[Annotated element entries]
*****

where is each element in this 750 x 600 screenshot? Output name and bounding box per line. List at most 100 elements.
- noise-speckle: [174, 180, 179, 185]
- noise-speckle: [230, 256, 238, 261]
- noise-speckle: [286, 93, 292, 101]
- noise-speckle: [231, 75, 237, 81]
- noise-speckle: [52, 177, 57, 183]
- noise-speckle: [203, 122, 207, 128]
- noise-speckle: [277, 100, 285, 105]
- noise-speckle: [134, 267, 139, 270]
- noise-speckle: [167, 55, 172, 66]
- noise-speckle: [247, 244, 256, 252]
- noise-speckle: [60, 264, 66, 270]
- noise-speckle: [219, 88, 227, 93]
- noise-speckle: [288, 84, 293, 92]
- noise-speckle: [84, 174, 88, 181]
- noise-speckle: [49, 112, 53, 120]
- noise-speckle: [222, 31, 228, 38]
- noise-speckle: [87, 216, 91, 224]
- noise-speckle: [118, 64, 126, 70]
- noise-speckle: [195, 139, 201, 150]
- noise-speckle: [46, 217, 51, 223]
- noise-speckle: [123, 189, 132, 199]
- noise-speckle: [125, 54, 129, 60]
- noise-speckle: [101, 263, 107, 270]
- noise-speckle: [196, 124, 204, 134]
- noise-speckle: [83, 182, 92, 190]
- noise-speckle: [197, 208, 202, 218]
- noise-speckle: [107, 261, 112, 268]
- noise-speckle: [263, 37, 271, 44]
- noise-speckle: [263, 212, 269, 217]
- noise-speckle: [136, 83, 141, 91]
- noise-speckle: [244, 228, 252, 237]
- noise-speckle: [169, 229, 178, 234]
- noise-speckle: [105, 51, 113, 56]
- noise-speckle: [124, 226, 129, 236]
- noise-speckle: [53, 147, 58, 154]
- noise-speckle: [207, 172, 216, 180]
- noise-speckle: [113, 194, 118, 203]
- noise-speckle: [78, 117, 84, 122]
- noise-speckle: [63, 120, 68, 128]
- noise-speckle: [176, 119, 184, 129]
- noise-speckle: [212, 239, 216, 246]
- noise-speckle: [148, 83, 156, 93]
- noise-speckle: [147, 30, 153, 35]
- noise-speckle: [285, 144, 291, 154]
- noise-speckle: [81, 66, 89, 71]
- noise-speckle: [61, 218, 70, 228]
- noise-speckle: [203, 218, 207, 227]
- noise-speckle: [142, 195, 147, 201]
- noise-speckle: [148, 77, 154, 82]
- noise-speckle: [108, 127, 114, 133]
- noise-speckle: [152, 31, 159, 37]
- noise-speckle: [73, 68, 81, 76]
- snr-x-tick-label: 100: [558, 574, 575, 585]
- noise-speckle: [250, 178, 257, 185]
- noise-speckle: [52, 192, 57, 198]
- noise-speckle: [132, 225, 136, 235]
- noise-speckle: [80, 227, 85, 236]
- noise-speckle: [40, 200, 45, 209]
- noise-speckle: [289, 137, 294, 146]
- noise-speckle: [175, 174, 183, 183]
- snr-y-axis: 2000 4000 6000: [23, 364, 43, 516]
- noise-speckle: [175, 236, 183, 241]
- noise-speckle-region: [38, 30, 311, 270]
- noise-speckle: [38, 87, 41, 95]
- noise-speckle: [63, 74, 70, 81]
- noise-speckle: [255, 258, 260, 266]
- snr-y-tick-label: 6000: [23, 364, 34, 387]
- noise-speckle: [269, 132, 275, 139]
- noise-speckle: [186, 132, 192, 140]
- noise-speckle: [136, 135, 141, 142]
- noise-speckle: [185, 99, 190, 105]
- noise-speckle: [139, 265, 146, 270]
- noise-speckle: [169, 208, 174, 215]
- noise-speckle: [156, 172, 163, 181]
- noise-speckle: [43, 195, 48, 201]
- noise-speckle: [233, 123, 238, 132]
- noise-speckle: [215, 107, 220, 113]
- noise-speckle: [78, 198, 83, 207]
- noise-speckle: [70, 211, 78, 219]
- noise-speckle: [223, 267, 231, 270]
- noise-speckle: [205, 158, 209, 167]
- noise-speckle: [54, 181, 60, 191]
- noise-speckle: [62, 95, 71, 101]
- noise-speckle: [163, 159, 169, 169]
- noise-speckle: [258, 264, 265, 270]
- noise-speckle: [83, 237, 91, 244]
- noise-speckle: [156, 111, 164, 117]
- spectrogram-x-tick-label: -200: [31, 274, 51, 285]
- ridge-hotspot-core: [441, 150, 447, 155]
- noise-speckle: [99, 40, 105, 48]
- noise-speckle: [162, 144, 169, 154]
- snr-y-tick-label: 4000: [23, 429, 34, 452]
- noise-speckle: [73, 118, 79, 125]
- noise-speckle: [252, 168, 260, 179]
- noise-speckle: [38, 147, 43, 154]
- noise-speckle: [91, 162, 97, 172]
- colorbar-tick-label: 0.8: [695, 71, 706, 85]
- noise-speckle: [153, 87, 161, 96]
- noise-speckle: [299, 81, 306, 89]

*****

- Written exercise
In how many rows above does the string "label" appear, with case counting? Give only the number.

- Completed exercise
5